All i have ever seen was '73 A body for disc conversion. I never thought of E body.
 
It will bolt right on, just as you said, but if you plan on running a factory sway bar then the knuckles(spindles) will need to be swapped side to side, so the calipers are toward the rear. If you do this then you will have to modify the hose mounts so the hoses don't rub or twist at any point in steering or suspension travel.
 
 
67Goldie,

I’m doing the same on my ‘66 Belvedere II with a non power dual master cylinder. Curious; did you add proportioning valve to your setup. I’m assuming that’s what I’m needing to do with the block shown in the pic below. I’m scrounging the forums and this seems as good as thread as any to ask the question. Thanks.

IMG_4385.png
 
67Goldie,

I’m doing the same on my ‘66 Belvedere II with a non power dual master cylinder. Curious; did you add proportioning valve to your setup. I’m assuming that’s what I’m needing to do with the block shown in the pic below. I’m scrounging the forums and this seems as good as thread as any to ask the question. Thanks.

* * *

#### [Exercise details]
In the forum thread on disc brake conversion, what needs to be swapped side to side if you plan on running a factory sway bar?

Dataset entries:
* * *

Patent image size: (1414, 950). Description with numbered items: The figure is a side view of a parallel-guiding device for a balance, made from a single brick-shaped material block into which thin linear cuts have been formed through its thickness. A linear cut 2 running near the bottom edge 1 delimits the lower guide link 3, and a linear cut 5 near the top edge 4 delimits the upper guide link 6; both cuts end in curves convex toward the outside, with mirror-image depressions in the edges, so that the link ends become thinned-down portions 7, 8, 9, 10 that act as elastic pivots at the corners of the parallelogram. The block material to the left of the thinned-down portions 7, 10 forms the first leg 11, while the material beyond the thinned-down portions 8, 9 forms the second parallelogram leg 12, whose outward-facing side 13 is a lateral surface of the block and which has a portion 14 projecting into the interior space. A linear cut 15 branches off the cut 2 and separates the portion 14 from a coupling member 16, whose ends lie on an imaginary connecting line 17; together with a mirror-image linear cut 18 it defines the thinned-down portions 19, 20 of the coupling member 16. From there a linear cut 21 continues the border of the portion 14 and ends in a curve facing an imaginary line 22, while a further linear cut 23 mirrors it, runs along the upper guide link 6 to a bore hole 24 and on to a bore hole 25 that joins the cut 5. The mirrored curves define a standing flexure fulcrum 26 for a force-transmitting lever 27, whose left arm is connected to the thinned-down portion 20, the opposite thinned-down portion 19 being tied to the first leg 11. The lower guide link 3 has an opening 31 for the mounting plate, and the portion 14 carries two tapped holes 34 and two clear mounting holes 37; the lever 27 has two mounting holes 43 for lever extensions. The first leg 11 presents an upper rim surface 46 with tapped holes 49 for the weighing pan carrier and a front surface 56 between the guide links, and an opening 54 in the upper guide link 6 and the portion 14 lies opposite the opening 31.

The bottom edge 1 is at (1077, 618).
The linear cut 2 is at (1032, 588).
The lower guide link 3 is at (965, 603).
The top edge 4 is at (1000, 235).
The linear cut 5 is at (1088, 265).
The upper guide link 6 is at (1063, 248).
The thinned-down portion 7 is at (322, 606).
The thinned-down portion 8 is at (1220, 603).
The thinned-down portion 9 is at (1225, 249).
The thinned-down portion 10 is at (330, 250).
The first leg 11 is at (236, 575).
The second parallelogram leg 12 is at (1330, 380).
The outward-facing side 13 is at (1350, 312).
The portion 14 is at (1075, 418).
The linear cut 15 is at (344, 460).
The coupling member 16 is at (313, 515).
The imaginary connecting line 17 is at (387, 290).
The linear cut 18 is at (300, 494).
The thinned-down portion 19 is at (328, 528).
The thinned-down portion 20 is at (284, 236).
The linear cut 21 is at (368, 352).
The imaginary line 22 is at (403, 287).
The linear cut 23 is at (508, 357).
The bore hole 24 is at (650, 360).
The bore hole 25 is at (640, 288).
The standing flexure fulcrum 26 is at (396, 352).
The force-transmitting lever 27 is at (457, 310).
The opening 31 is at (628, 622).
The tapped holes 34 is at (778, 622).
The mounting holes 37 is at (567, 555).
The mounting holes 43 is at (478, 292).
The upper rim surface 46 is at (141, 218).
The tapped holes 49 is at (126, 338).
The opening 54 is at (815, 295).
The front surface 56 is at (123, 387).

* * *

#### [Output for this exercise]
The knuckles (spindles), so the calipers are toward the rear.